Report how many lines contain "Time". The answer is a single number.

[START Records to process]

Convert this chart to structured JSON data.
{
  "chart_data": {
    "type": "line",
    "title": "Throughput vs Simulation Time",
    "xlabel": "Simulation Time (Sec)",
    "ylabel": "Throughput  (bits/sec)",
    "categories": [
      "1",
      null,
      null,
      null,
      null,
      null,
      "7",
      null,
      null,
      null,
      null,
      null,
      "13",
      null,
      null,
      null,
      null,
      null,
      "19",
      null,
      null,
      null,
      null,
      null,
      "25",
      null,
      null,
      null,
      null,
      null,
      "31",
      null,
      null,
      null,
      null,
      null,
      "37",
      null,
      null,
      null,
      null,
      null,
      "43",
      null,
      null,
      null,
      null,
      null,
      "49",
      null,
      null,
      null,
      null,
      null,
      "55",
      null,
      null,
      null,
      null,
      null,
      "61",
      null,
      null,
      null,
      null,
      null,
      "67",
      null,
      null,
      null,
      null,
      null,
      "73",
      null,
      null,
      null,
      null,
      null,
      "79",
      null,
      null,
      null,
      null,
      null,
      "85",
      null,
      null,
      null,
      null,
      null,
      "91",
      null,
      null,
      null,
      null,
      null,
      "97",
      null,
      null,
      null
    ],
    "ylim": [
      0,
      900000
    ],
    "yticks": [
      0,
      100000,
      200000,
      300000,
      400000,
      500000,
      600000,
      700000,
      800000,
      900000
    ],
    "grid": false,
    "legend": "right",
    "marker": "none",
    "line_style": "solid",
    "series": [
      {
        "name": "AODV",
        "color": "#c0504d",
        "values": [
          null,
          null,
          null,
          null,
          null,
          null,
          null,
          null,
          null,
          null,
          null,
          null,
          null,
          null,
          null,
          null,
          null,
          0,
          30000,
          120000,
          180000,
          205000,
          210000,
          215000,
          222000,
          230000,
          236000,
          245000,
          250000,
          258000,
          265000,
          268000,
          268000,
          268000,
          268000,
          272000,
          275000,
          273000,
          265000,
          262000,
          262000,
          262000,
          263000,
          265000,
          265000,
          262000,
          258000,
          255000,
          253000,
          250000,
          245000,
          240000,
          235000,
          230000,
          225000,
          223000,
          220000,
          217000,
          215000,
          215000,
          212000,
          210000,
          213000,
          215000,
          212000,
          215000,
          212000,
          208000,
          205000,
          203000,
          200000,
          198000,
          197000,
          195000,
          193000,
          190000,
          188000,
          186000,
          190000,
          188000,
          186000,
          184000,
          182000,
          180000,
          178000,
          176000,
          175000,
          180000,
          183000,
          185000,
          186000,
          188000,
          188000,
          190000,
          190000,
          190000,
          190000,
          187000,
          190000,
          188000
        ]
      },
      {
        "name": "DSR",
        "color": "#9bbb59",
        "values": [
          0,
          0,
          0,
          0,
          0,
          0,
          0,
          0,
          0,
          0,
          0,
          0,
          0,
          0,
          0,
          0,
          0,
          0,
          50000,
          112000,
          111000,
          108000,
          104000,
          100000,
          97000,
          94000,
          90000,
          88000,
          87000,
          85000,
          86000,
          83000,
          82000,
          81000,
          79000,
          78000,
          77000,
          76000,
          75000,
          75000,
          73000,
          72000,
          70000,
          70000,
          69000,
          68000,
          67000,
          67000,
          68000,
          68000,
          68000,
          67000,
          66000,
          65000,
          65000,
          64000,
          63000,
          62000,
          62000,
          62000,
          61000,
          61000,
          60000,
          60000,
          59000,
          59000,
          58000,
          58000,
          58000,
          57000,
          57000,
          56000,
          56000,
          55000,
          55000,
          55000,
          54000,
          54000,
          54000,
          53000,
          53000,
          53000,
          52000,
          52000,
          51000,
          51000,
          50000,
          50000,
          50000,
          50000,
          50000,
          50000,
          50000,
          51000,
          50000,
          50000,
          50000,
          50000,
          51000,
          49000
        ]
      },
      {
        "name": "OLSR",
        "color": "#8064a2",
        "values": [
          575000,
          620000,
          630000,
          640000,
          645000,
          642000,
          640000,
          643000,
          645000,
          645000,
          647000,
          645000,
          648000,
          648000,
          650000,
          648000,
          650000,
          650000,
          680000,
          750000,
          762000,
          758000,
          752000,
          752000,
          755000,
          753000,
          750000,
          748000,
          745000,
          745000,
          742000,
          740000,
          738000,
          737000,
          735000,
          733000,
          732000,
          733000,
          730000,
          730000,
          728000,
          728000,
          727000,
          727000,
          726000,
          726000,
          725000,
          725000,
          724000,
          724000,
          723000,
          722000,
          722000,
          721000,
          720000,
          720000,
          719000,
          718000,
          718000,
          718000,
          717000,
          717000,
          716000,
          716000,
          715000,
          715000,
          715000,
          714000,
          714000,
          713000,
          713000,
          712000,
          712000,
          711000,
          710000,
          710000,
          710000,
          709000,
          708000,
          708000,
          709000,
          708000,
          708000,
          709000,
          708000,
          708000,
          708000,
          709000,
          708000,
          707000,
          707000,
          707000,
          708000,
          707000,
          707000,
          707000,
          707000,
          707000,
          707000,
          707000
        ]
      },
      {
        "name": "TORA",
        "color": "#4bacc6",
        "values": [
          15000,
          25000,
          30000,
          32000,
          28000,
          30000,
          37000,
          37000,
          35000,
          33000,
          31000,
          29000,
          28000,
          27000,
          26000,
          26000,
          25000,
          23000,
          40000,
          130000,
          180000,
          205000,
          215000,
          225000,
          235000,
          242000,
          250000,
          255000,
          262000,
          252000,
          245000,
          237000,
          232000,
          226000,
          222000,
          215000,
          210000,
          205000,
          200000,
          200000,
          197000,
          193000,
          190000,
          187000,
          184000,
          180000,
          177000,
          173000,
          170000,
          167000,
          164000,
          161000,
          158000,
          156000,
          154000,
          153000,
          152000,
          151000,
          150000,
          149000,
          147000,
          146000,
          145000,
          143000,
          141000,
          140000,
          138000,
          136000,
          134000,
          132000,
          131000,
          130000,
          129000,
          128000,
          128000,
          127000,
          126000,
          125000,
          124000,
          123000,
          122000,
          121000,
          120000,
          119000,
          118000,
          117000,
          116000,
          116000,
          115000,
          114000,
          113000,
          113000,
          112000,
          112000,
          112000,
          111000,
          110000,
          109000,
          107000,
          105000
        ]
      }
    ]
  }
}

[END Records to process]

> **Written solution**:
2